#### Task instructions:
Print the listing as it stands, omitting all images.

----- Given information -----

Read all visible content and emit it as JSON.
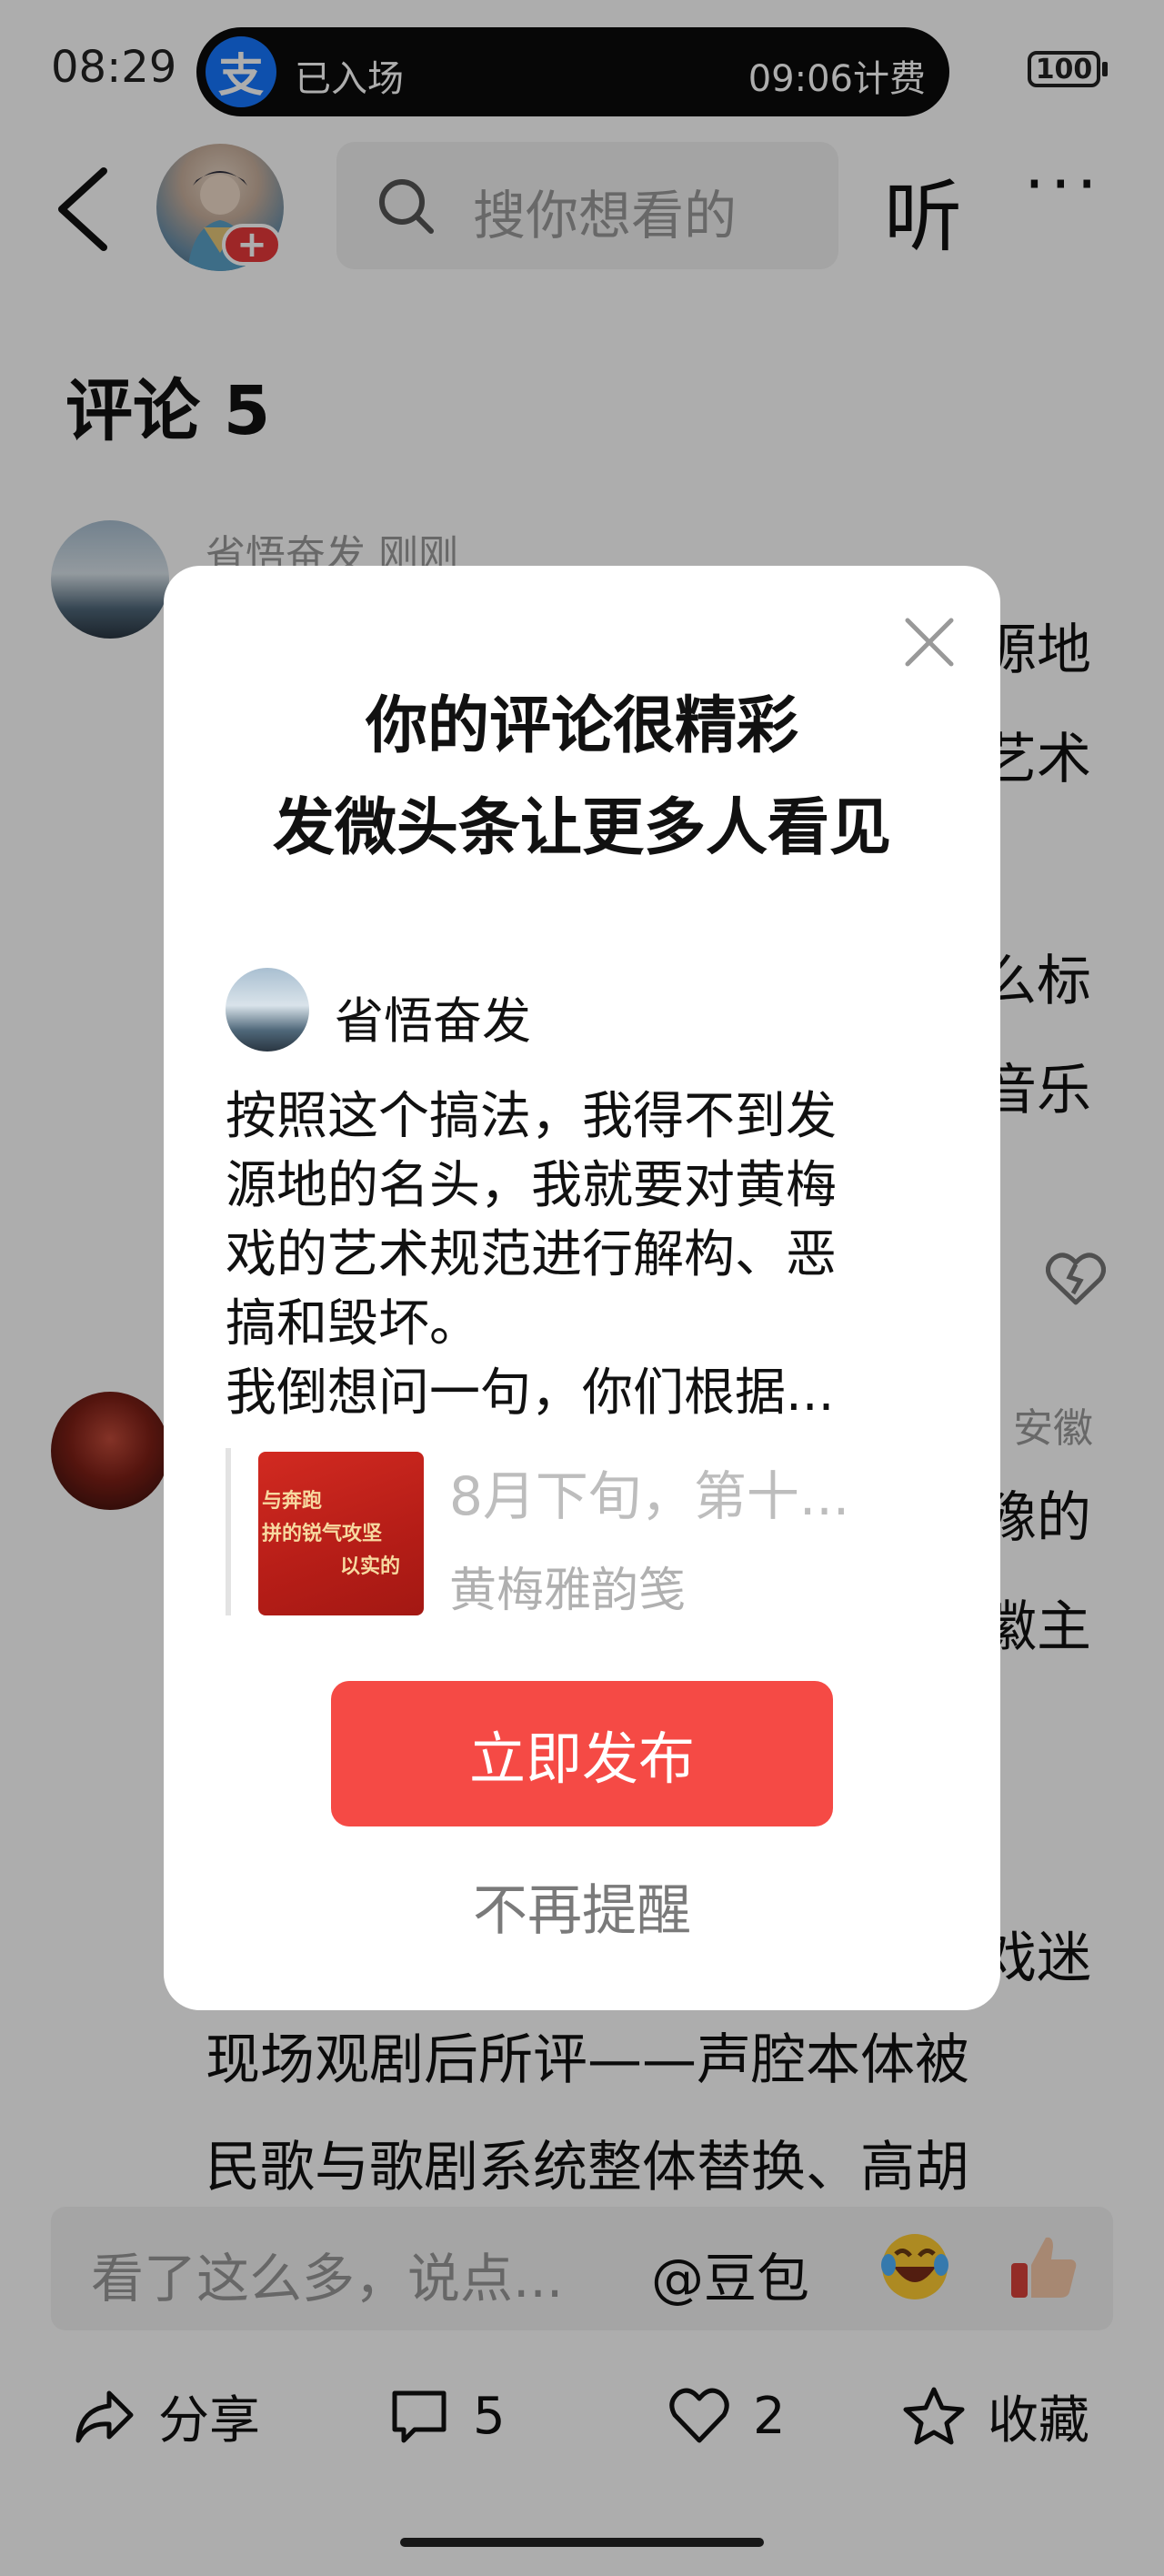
{
  "status_bar": {
    "time": "08:29",
    "pill_logo": "支",
    "pill_left": "已入场",
    "pill_right": "09:06计费",
    "battery": "100"
  },
  "nav": {
    "search_placeholder": "搜你想看的",
    "listen_label": "听",
    "more_label": "···"
  },
  "comments": {
    "title": "评论 5",
    "comment1": {
      "author_time": "省悟奋发  刚刚",
      "visible_fragments": [
        "源地",
        "艺术",
        "么标",
        "音乐"
      ]
    },
    "comment2": {
      "visible_fragments": [
        "安徽",
        "豫的",
        "徽主",
        "戏迷"
      ],
      "text_line1": "现场观剧后所评——声腔本体被",
      "text_line2": "民歌与歌剧系统整体替换、高胡"
    }
  },
  "modal": {
    "title_line1": "你的评论很精彩",
    "title_line2": "发微头条让更多人看见",
    "quote": {
      "author": "省悟奋发",
      "lines": [
        "按照这个搞法，我得不到发",
        "源地的名头，我就要对黄梅",
        "戏的艺术规范进行解构、恶",
        "搞和毁坏。",
        "我倒想问一句，你们根据..."
      ]
    },
    "article": {
      "title": "8月下旬，第十...",
      "source": "黄梅雅韵笺",
      "thumb_text": [
        "与奔跑",
        "拼的锐气攻坚",
        "以实的"
      ]
    },
    "publish_label": "立即发布",
    "no_remind_label": "不再提醒"
  },
  "input_bar": {
    "placeholder": "看了这么多，说点...",
    "doubao_label": "@豆包"
  },
  "bottom_bar": {
    "share_label": "分享",
    "comment_count": "5",
    "like_count": "2",
    "favorite_label": "收藏"
  },
  "colors": {
    "accent_red": "#f54a45",
    "alipay_blue": "#1677ff",
    "overlay": "rgba(0,0,0,0.32)"
  }
}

-----

#### Answer for this exercise:
Read all visible content and emit it as JSON.
{
  "status_bar": {
    "time": "08:29",
    "pill_logo": "支",
    "pill_left": "已入场",
    "pill_right": "09:06计费",
    "battery": "100"
  },
  "nav": {
    "search_placeholder": "搜你想看的",
    "listen_label": "听",
    "more_label": "···"
  },
  "comments": {
    "title": "评论 5",
    "comment1": {
      "author_time": "省悟奋发  刚刚",
      "visible_fragments": [
        "源地",
        "艺术",
        "么标",
        "音乐"
      ]
    },
    "comment2": {
      "visible_fragments": [
        "安徽",
        "豫的",
        "徽主",
        "戏迷"
      ],
      "text_line1": "现场观剧后所评——声腔本体被",
      "text_line2": "民歌与歌剧系统整体替换、高胡"
    }
  },
  "modal": {
    "title_line1": "你的评论很精彩",
    "title_line2": "发微头条让更多人看见",
    "quote": {
      "author": "省悟奋发",
      "lines": [
        "按照这个搞法，我得不到发",
        "源地的名头，我就要对黄梅",
        "戏的艺术规范进行解构、恶",
        "搞和毁坏。",
        "我倒想问一句，你们根据..."
      ]
    },
    "article": {
      "title": "8月下旬，第十...",
      "source": "黄梅雅韵笺",
      "thumb_text": [
        "与奔跑",
        "拼的锐气攻坚",
        "以实的"
      ]
    },
    "publish_label": "立即发布",
    "no_remind_label": "不再提醒"
  },
  "input_bar": {
    "placeholder": "看了这么多，说点...",
    "doubao_label": "@豆包"
  },
  "bottom_bar": {
    "share_label": "分享",
    "comment_count": "5",
    "like_count": "2",
    "favorite_label": "收藏"
  },
  "colors": {
    "accent_red": "#f54a45",
    "alipay_blue": "#1677ff",
    "overlay": "rgba(0,0,0,0.32)"
  }
}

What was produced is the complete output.